--- RECORDS SHOWN ---
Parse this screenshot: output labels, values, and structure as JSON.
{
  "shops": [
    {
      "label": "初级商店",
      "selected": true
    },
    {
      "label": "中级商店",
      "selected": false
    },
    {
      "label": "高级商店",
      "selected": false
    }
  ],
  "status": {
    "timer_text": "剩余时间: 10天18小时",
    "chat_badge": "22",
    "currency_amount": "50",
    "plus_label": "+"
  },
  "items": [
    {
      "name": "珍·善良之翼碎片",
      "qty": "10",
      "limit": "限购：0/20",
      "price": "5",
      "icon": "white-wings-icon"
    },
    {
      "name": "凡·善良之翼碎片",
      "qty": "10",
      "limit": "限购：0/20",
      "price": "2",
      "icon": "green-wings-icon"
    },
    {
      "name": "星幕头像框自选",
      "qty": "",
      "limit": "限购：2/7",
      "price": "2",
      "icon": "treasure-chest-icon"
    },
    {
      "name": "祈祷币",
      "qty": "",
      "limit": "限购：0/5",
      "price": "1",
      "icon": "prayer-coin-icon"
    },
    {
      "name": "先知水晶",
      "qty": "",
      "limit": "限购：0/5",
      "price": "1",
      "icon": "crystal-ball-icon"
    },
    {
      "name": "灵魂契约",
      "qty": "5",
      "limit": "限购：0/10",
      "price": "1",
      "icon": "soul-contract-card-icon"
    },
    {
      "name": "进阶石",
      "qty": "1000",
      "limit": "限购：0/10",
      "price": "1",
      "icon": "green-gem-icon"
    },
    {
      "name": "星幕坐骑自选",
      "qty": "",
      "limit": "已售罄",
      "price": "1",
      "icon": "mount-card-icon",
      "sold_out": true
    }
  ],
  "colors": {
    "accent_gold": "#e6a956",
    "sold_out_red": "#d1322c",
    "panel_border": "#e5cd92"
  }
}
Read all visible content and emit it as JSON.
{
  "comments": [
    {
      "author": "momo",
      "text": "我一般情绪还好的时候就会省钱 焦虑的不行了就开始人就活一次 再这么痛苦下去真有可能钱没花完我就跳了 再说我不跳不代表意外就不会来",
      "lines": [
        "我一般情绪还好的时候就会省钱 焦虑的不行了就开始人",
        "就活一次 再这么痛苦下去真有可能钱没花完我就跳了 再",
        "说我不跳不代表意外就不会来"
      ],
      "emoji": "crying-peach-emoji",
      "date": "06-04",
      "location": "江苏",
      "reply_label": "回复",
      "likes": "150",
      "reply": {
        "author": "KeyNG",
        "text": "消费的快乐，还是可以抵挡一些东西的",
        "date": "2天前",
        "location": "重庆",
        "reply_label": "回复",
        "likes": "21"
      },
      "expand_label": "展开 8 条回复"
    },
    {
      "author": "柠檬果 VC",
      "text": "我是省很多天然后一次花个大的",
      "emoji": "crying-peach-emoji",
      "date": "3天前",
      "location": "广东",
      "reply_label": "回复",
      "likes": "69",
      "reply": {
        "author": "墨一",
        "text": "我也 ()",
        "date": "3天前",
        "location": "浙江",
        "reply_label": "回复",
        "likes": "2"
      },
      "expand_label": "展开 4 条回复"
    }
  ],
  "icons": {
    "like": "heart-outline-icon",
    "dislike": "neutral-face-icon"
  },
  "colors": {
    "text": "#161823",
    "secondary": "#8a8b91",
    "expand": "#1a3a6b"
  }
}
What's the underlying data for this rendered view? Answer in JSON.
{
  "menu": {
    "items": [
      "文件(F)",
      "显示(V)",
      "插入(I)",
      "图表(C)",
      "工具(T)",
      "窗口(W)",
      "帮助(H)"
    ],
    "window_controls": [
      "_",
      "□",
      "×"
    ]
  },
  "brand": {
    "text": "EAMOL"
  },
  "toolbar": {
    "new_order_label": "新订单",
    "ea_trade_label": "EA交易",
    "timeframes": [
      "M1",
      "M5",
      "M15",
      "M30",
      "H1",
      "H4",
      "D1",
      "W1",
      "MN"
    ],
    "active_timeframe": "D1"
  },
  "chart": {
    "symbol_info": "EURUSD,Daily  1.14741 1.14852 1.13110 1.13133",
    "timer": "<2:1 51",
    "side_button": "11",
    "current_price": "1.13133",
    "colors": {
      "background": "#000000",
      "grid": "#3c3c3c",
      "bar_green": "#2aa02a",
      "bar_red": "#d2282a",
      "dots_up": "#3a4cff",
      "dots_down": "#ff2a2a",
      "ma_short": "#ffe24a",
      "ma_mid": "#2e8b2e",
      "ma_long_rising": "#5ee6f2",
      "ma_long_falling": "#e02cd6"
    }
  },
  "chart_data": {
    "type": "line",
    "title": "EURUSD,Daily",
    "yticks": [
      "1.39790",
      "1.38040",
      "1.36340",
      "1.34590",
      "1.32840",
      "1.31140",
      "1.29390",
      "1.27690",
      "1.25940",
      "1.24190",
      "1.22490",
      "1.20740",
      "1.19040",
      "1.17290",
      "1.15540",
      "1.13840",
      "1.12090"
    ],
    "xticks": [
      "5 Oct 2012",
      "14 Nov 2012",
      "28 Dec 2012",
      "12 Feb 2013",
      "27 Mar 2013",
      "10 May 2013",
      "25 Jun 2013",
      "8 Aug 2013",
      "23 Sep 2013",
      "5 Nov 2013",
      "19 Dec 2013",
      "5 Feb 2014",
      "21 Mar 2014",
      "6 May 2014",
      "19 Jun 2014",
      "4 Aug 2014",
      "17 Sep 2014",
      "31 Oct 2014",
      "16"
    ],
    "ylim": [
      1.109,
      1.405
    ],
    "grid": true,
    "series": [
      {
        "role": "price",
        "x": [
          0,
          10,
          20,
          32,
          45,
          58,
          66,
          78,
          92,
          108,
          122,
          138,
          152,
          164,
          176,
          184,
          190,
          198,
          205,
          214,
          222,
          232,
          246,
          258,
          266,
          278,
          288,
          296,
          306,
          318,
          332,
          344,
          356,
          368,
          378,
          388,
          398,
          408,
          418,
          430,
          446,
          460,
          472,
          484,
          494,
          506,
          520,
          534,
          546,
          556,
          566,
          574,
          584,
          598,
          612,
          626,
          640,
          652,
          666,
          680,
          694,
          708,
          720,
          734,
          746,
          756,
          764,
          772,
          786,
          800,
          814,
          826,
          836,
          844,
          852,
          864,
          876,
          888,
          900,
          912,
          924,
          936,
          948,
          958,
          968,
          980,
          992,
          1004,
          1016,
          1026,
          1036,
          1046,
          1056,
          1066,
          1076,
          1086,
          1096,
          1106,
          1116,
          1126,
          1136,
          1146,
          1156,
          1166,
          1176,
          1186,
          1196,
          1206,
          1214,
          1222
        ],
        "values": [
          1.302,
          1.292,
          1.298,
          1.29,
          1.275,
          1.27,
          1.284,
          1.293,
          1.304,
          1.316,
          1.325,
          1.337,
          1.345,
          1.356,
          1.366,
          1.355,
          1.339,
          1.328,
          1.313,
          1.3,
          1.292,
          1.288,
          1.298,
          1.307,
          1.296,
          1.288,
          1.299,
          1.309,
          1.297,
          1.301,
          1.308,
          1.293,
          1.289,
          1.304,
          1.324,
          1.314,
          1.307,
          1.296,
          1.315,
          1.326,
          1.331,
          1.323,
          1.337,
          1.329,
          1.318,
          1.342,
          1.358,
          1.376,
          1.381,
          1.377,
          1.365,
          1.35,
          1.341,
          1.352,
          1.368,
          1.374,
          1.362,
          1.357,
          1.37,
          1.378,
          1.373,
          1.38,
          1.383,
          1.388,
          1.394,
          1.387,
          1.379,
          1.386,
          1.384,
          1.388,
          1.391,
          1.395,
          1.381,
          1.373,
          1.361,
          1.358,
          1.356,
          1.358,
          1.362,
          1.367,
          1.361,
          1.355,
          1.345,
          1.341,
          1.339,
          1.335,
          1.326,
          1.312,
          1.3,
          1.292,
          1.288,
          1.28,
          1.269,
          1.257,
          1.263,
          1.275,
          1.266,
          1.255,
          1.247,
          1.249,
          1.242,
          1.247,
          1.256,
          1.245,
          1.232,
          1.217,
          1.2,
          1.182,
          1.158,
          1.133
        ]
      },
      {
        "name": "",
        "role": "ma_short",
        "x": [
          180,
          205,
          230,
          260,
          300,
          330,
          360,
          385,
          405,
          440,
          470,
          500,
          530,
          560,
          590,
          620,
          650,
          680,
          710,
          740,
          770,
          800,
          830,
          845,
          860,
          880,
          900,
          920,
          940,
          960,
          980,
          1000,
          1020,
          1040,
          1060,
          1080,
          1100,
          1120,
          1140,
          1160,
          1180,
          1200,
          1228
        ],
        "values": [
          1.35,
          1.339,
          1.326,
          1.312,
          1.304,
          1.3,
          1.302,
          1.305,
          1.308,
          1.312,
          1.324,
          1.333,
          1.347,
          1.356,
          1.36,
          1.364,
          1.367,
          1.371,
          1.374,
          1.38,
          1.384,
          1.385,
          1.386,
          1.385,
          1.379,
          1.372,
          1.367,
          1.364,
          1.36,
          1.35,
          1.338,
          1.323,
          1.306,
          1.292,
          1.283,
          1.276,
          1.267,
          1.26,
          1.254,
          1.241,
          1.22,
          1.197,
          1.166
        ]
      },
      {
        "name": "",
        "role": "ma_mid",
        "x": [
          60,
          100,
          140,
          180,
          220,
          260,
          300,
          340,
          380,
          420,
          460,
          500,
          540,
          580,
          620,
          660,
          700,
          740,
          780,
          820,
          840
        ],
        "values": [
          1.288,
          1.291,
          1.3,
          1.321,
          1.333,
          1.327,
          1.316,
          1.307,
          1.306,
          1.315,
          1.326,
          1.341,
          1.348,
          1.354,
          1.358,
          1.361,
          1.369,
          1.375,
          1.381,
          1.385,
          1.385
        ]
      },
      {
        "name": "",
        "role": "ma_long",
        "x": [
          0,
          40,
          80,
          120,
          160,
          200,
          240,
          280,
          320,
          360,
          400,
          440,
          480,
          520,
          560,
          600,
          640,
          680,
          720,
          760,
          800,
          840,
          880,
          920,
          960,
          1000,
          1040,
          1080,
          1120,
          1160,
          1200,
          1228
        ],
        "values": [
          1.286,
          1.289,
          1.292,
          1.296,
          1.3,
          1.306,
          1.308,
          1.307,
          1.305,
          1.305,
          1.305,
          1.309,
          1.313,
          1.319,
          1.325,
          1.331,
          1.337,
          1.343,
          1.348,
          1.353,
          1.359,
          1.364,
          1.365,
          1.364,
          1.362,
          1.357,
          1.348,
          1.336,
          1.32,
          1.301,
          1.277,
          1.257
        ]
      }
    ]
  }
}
---
From the listing above, collect every line that mentions the word "Daily".

    "symbol_info": "EURUSD,Daily  1.14741 1.14852 1.13110 1.13133",
    "title": "EURUSD,Daily",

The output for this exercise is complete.